§ **Input material**:
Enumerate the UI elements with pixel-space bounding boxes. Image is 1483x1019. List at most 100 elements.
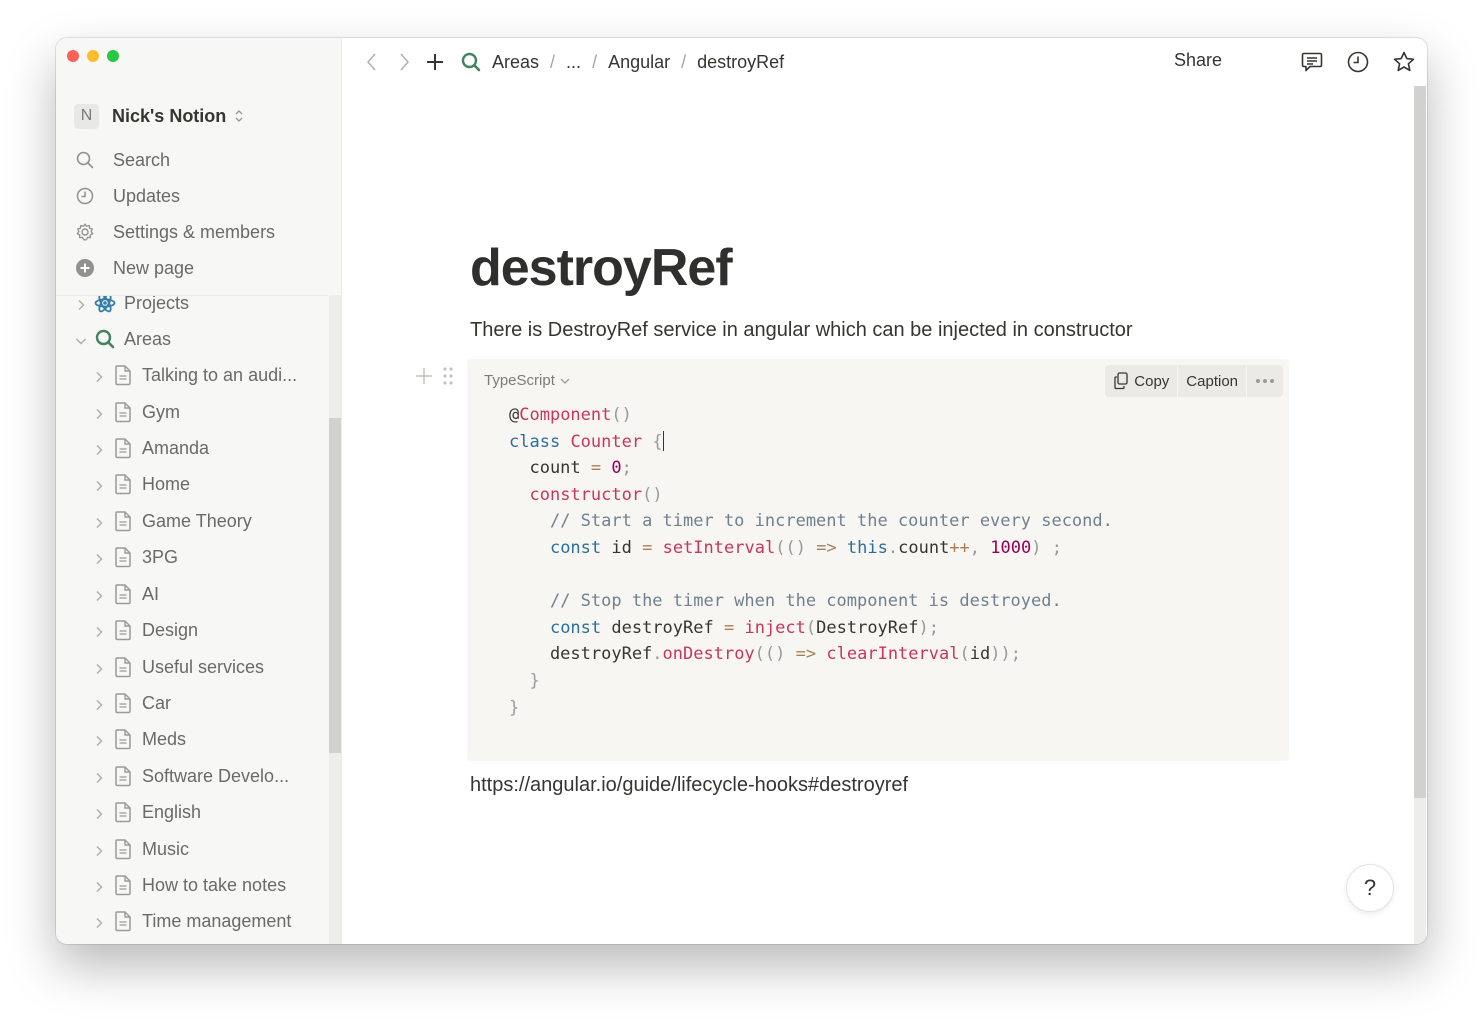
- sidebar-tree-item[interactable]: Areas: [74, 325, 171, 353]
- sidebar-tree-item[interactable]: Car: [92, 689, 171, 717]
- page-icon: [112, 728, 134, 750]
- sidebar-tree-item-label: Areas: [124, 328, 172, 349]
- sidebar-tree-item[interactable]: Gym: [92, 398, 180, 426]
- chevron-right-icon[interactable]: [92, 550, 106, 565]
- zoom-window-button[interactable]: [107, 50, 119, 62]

§ **Given instruction**: Please rescale the lines above: write every one of them out again, including the first line, and leave out the picture. Multiply each bounding-box coordinate by 1.3, rounding to the nearest whole number with halves going up, and keep the numbers in the first line unchanged.

§ **Written response**:
Enumerate the UI elements with pixel-space bounding boxes. Image is 1483x1019. List at most 100 elements.
- sidebar-tree-item[interactable]: Areas: [96, 423, 222, 459]
- sidebar-tree-item[interactable]: Car: [120, 896, 222, 932]
- page-icon: [146, 946, 174, 975]
- sidebar-tree-item-label: Areas: [161, 426, 224, 454]
- sidebar-tree-item[interactable]: Gym: [120, 517, 234, 554]
- chevron-right-icon[interactable]: [120, 715, 138, 735]
- zoom-window-button[interactable]: [139, 65, 155, 81]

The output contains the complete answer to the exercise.